> _Short exercise_
Extract every line where the string "name" appears.

---

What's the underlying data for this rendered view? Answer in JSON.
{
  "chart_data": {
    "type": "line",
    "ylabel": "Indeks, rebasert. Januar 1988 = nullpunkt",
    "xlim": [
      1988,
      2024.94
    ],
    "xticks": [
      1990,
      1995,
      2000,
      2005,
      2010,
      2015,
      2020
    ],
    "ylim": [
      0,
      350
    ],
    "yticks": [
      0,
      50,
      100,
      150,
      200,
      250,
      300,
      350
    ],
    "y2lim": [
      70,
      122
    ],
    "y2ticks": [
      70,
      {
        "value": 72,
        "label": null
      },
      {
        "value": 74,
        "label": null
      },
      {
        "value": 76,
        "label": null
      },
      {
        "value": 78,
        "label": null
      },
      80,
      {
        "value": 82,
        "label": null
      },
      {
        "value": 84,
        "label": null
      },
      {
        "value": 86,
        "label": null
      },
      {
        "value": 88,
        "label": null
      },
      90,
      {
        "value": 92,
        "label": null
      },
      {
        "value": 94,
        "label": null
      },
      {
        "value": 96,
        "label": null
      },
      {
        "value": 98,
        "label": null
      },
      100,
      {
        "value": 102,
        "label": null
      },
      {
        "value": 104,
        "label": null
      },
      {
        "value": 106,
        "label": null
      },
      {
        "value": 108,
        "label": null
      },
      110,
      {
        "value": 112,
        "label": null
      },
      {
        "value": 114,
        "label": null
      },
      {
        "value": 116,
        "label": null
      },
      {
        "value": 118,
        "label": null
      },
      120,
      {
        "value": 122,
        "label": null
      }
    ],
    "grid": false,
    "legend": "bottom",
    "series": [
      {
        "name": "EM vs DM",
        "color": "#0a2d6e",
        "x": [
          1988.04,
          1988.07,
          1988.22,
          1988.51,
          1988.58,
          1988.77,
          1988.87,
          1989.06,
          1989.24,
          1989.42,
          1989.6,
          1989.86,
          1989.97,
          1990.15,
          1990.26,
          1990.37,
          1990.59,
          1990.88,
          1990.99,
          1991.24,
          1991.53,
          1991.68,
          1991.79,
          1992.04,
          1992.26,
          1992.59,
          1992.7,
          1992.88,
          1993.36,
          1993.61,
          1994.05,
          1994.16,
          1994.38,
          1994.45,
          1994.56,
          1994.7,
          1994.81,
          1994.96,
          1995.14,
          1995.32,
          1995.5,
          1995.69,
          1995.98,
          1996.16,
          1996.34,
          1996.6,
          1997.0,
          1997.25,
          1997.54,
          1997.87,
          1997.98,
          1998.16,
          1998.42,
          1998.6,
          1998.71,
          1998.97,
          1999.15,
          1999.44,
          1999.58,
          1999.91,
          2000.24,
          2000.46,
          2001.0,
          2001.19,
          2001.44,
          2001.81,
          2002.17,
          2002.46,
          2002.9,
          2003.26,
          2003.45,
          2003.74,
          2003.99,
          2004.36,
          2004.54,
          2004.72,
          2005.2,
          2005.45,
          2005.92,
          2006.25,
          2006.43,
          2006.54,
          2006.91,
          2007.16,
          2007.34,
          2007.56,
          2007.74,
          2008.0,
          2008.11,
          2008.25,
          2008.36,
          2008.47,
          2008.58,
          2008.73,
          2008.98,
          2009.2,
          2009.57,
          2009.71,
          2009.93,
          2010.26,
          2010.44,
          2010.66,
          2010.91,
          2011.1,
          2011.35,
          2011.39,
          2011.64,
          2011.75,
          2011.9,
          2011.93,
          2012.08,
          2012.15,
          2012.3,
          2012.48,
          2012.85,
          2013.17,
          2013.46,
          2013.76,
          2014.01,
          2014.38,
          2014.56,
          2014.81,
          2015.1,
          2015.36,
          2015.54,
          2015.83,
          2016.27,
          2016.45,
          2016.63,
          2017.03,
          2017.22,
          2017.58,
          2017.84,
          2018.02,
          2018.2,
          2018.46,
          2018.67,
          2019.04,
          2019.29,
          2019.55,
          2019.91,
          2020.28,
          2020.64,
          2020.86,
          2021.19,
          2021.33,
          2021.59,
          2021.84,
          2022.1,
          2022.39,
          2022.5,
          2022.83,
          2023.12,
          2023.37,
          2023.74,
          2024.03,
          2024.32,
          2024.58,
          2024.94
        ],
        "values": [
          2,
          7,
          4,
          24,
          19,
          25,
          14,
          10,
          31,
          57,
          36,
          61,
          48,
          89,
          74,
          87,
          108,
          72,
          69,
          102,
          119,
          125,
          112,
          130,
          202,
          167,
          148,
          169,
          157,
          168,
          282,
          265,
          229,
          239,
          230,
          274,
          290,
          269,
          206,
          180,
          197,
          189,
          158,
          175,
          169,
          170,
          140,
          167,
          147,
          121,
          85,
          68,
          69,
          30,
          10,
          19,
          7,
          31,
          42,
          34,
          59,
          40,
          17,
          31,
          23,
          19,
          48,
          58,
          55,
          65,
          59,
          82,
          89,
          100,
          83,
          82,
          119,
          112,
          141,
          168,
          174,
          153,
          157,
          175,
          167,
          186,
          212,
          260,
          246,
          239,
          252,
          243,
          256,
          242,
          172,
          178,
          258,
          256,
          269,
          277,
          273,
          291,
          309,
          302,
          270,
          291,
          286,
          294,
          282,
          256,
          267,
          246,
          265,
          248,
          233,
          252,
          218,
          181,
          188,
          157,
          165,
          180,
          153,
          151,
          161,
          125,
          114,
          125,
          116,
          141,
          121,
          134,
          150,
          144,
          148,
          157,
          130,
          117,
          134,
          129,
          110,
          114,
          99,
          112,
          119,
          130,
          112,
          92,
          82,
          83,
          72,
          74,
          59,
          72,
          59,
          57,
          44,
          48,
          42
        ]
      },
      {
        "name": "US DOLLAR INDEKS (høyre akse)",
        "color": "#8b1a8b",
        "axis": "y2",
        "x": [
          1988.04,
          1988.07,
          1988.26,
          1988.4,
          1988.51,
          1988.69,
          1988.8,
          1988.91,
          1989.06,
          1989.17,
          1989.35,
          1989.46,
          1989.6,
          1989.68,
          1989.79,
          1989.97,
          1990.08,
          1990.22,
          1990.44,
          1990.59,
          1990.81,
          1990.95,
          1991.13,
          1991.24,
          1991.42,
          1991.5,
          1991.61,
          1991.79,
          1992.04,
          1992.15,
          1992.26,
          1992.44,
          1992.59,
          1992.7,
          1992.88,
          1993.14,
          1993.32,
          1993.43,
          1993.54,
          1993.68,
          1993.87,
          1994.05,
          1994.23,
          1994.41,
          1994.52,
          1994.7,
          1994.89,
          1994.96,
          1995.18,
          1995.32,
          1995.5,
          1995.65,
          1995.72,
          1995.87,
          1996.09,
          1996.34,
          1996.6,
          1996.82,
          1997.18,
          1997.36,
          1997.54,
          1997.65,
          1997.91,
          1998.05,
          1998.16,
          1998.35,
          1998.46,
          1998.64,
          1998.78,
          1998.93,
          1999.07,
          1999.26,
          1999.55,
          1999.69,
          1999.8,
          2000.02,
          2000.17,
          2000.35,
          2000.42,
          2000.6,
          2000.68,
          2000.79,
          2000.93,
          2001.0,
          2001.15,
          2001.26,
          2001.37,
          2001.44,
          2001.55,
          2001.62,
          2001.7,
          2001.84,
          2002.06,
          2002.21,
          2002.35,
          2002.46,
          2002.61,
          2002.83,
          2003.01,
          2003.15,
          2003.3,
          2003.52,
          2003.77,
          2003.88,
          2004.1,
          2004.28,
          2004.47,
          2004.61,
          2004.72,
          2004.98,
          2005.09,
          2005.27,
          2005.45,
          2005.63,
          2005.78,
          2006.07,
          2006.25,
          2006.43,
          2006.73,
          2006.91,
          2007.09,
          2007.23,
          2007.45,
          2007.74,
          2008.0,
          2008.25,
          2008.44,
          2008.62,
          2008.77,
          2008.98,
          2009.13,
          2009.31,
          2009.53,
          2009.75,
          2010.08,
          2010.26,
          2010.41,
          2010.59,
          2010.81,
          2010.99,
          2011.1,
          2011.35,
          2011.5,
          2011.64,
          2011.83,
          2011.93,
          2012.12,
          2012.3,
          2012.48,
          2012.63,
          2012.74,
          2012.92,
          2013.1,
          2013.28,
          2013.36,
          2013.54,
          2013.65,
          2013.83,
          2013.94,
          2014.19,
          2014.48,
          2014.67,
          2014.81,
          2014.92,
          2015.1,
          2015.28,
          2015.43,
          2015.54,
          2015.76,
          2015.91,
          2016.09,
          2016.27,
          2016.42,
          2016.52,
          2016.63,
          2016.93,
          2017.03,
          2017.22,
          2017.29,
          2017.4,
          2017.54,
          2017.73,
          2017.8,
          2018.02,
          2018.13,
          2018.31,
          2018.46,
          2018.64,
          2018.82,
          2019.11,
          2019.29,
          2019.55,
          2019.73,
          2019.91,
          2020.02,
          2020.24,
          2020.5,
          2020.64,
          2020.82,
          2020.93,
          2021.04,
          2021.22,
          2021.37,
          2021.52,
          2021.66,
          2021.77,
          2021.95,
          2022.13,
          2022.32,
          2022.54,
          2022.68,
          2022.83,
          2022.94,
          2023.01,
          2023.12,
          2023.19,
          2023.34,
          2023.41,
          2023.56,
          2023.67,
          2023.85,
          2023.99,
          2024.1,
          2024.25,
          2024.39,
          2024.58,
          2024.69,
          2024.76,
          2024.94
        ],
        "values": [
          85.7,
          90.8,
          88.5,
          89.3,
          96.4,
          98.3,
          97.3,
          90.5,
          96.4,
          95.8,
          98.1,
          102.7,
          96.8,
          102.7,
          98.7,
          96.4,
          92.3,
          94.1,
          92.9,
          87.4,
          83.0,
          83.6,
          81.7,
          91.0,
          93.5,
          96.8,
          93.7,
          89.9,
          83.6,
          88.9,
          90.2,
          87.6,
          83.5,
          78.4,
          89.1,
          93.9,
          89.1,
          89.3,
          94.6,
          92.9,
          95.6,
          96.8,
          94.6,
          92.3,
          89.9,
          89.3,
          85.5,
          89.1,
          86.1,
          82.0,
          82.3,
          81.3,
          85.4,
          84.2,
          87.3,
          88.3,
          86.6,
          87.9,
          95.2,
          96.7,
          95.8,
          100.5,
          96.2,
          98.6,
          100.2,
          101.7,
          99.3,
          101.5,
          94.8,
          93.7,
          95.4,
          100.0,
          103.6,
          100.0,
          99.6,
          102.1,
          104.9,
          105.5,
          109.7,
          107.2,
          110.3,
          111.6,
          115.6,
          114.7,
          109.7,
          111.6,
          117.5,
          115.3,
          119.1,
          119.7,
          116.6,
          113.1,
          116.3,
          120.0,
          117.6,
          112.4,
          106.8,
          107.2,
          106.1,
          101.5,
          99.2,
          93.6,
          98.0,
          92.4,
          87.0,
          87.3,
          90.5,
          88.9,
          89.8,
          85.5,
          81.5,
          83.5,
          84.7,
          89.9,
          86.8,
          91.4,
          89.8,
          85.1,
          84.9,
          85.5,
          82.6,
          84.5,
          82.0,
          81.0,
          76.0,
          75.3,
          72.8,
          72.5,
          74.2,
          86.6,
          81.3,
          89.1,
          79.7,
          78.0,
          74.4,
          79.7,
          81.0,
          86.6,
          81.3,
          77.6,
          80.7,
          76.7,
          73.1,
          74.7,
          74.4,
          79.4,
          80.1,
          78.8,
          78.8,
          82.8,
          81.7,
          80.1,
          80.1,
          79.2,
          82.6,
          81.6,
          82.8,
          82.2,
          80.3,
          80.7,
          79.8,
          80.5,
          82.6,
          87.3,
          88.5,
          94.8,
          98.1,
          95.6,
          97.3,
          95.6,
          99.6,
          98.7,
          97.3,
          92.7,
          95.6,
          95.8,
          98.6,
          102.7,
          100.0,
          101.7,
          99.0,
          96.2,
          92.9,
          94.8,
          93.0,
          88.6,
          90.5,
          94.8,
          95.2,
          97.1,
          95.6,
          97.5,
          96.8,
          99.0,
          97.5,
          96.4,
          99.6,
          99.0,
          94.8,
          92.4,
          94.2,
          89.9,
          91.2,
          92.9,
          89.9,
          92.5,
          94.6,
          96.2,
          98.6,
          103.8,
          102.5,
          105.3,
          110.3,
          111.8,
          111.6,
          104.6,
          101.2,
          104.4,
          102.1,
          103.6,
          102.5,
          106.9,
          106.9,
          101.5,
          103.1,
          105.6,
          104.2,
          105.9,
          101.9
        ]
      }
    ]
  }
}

---

> _Answer_
        "name": "EM vs DM",
        "name": "US DOLLAR INDEKS (høyre akse)",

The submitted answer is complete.